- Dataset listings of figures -
★ ★ ★ ★ ★
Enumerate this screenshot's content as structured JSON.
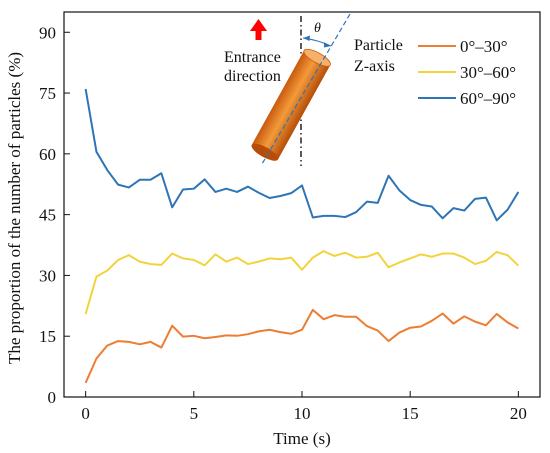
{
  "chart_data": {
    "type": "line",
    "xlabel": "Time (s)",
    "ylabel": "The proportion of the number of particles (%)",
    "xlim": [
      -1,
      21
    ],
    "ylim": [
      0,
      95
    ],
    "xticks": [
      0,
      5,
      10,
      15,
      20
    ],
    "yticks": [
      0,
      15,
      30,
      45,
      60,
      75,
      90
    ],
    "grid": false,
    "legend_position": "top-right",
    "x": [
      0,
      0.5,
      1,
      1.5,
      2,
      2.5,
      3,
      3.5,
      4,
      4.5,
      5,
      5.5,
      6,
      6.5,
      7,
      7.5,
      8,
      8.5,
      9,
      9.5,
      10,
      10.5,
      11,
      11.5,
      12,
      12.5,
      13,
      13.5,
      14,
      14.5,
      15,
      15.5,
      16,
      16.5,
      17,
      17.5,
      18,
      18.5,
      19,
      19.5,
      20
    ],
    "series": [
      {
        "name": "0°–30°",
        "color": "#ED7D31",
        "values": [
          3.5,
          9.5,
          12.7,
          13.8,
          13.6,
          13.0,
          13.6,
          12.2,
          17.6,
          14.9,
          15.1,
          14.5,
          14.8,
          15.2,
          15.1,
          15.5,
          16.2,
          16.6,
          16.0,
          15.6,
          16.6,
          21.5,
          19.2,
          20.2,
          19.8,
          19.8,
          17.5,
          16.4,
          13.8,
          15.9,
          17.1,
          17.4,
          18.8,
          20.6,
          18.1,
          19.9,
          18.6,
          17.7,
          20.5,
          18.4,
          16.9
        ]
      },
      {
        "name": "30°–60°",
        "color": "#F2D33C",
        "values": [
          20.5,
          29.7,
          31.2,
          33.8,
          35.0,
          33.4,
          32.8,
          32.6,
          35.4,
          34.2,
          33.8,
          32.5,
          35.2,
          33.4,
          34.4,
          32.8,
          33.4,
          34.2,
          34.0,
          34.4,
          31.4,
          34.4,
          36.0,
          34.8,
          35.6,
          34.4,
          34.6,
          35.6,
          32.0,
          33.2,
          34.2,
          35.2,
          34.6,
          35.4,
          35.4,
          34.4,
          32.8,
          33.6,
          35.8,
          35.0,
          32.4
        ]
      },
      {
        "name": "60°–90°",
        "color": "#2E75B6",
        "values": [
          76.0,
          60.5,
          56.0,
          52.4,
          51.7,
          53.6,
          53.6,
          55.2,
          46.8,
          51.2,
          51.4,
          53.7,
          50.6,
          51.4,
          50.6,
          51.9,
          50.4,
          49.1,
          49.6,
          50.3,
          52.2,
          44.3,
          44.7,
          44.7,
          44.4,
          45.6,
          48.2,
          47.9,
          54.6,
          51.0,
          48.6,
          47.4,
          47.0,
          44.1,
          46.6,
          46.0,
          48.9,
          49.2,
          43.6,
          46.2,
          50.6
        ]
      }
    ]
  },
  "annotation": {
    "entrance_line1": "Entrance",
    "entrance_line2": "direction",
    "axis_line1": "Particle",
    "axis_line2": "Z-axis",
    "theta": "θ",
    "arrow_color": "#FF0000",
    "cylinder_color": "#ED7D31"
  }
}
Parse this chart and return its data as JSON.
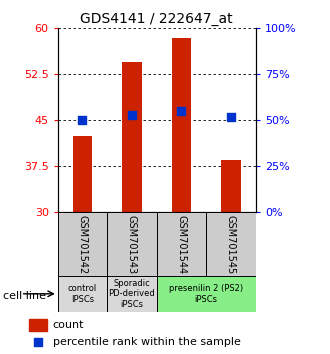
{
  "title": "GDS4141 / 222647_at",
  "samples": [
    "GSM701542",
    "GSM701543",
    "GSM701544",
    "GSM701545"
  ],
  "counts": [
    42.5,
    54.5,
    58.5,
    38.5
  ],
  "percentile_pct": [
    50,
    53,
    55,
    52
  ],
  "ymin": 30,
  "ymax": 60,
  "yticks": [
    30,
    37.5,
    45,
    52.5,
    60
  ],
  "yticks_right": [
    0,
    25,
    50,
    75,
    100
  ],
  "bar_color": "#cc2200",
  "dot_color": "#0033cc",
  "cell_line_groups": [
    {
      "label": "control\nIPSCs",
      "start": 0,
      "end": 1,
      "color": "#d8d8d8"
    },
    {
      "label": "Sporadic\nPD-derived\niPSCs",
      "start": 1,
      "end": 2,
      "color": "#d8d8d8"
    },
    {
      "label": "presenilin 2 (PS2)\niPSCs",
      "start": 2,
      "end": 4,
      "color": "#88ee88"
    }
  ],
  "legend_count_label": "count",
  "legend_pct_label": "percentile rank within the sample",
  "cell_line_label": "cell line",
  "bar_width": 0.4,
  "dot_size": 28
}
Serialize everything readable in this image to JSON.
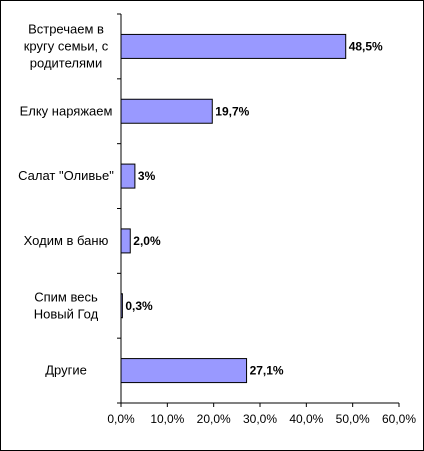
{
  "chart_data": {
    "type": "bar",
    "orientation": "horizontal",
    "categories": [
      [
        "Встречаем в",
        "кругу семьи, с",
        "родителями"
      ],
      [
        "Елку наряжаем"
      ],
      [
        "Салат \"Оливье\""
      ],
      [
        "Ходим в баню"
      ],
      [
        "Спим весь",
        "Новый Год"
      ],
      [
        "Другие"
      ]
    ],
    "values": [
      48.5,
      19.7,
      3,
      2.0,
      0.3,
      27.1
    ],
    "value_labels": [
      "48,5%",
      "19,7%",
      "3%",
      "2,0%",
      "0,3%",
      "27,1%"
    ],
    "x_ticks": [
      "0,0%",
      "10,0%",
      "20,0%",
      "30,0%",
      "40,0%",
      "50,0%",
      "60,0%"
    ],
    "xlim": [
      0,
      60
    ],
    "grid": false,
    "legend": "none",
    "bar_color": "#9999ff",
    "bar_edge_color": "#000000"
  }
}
★ ★ ★ ★ ★
- Task requirements -
With pictures left out, extract the lines from the one containing "Serialize everything readable" to the end of the material above, both included, exactly as written.

- Complete output -
Serialize everything readable in this image to JSON.
{
  "chart_data": {
    "type": "bar",
    "orientation": "horizontal",
    "categories": [
      [
        "Встречаем в",
        "кругу семьи, с",
        "родителями"
      ],
      [
        "Елку наряжаем"
      ],
      [
        "Салат \"Оливье\""
      ],
      [
        "Ходим в баню"
      ],
      [
        "Спим весь",
        "Новый Год"
      ],
      [
        "Другие"
      ]
    ],
    "values": [
      48.5,
      19.7,
      3,
      2.0,
      0.3,
      27.1
    ],
    "value_labels": [
      "48,5%",
      "19,7%",
      "3%",
      "2,0%",
      "0,3%",
      "27,1%"
    ],
    "x_ticks": [
      "0,0%",
      "10,0%",
      "20,0%",
      "30,0%",
      "40,0%",
      "50,0%",
      "60,0%"
    ],
    "xlim": [
      0,
      60
    ],
    "grid": false,
    "legend": "none",
    "bar_color": "#9999ff",
    "bar_edge_color": "#000000"
  }
}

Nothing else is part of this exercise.